__TASK__: Go to the line that contains "Read this page and output its text content.", then write out that line and all that follow to the end of the listing, exactly and without pictures.

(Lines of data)
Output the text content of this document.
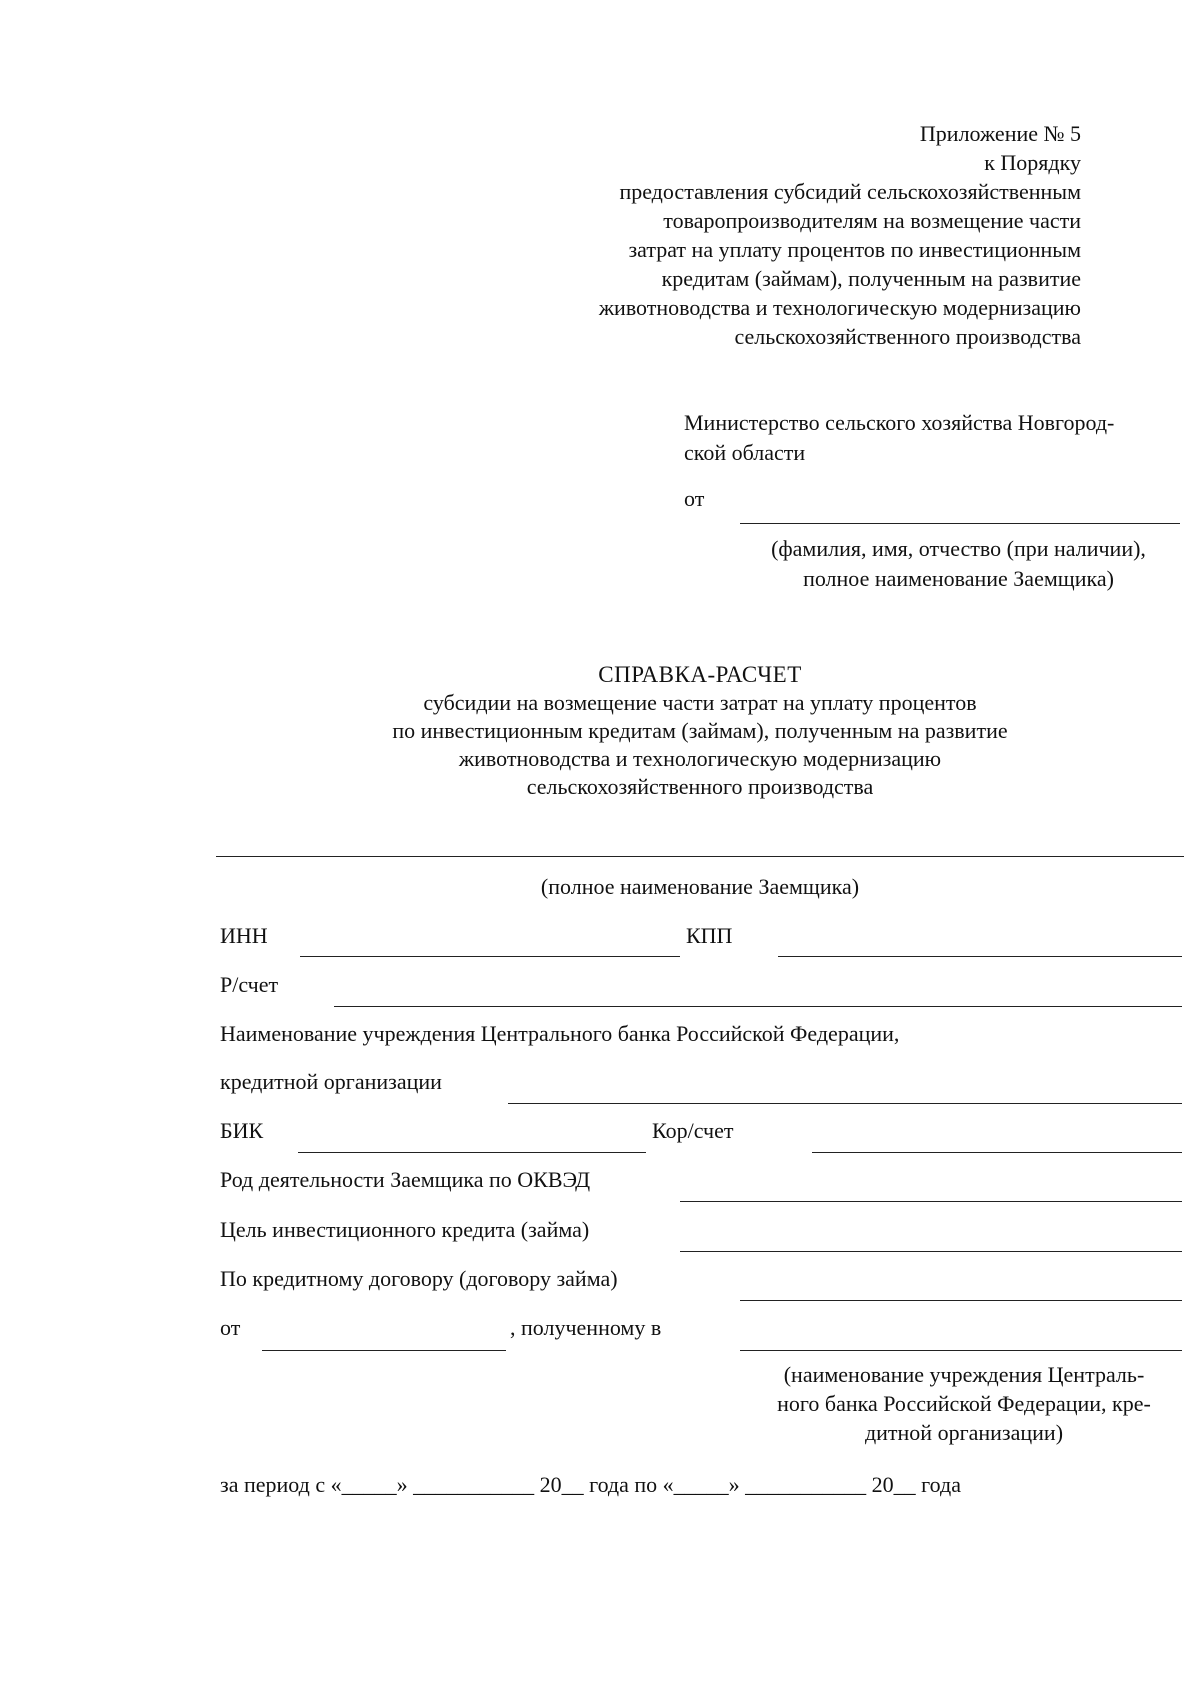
Приложение № 5
к Порядку
предоставления субсидий сельскохозяйственным
товаропроизводителям на возмещение части
затрат на уплату процентов по инвестиционным
кредитам (займам), полученным на развитие
животноводства и технологическую модернизацию
сельскохозяйственного производства
Министерство сельского хозяйства Новгород-
ской области
от
(фамилия, имя, отчество (при наличии),
полное наименование Заемщика)
СПРАВКА-РАСЧЕТ
субсидии на возмещение части затрат на уплату процентов
по инвестиционным кредитам (займам), полученным на развитие
животноводства и технологическую модернизацию
сельскохозяйственного производства
(полное наименование Заемщика)
ИНН	КПП
Р/счет
Наименование учреждения Центрального банка Российской Федерации,
кредитной организации
БИК	Кор/счет
Род деятельности Заемщика по ОКВЭД
Цель инвестиционного кредита (займа)
По кредитному договору (договору займа)
от	, полученному в
(наименование учреждения Централь-
ного банка Российской Федерации, кре-
дитной организации)
за период с «_____» ___________ 20__ года по «_____» ___________ 20__ года
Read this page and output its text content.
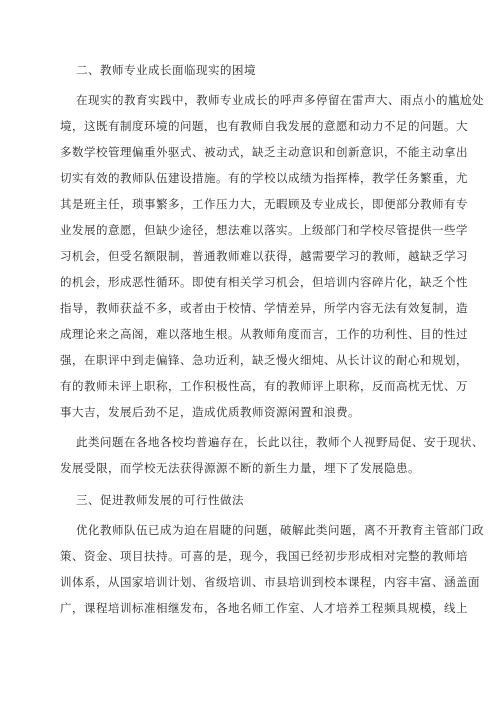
二、教师专业成长面临现实的困境
在现实的教育实践中，教师专业成长的呼声多停留在雷声大、雨点小的尴尬处
境，这既有制度环境的问题，也有教师自我发展的意愿和动力不足的问题。大
多数学校管理偏重外驱式、被动式，缺乏主动意识和创新意识，不能主动拿出
切实有效的教师队伍建设措施。有的学校以成绩为指挥棒，教学任务繁重，尤
其是班主任，琐事繁多，工作压力大，无暇顾及专业成长，即便部分教师有专
业发展的意愿，但缺少途径，想法难以落实。上级部门和学校尽管提供一些学
习机会，但受名额限制，普通教师难以获得，越需要学习的教师，越缺乏学习
的机会，形成恶性循环。即使有相关学习机会，但培训内容碎片化，缺乏个性
指导，教师获益不多，或者由于校情、学情差异，所学内容无法有效复制，造
成理论来之高阁，难以落地生根。从教师角度而言，工作的功利性、目的性过
强，在职评中到走偏锋、急功近利，缺乏慢火细炖、从长计议的耐心和规划，
有的教师未评上职称，工作积极性高，有的教师评上职称，反而高枕无忧、万
事大吉，发展后劲不足，造成优质教师资源闲置和浪费。
此类问题在各地各校均普遍存在，长此以往，教师个人视野局促、安于现状、
发展受限，而学校无法获得源源不断的新生力量，埋下了发展隐患。
三、促进教师发展的可行性做法
优化教师队伍已成为迫在眉睫的问题，破解此类问题，离不开教育主管部门政
策、资金、项目扶持。可喜的是，现今，我国已经初步形成相对完整的教师培
训体系，从国家培训计划、省级培训、市县培训到校本课程，内容丰富、涵盖面
广，课程培训标准相继发布，各地名师工作室、人才培养工程频具规模，线上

__WRITTEN RESPONSE__:
Read this page and output its text content.
二、教师专业成长面临现实的困境
在现实的教育实践中，教师专业成长的呼声多停留在雷声大、雨点小的尴尬处
境，这既有制度环境的问题，也有教师自我发展的意愿和动力不足的问题。大
多数学校管理偏重外驱式、被动式，缺乏主动意识和创新意识，不能主动拿出
切实有效的教师队伍建设措施。有的学校以成绩为指挥棒，教学任务繁重，尤
其是班主任，琐事繁多，工作压力大，无暇顾及专业成长，即便部分教师有专
业发展的意愿，但缺少途径，想法难以落实。上级部门和学校尽管提供一些学
习机会，但受名额限制，普通教师难以获得，越需要学习的教师，越缺乏学习
的机会，形成恶性循环。即使有相关学习机会，但培训内容碎片化，缺乏个性
指导，教师获益不多，或者由于校情、学情差异，所学内容无法有效复制，造
成理论来之高阁，难以落地生根。从教师角度而言，工作的功利性、目的性过
强，在职评中到走偏锋、急功近利，缺乏慢火细炖、从长计议的耐心和规划，
有的教师未评上职称，工作积极性高，有的教师评上职称，反而高枕无忧、万
事大吉，发展后劲不足，造成优质教师资源闲置和浪费。
此类问题在各地各校均普遍存在，长此以往，教师个人视野局促、安于现状、
发展受限，而学校无法获得源源不断的新生力量，埋下了发展隐患。
三、促进教师发展的可行性做法
优化教师队伍已成为迫在眉睫的问题，破解此类问题，离不开教育主管部门政
策、资金、项目扶持。可喜的是，现今，我国已经初步形成相对完整的教师培
训体系，从国家培训计划、省级培训、市县培训到校本课程，内容丰富、涵盖面
广，课程培训标准相继发布，各地名师工作室、人才培养工程频具规模，线上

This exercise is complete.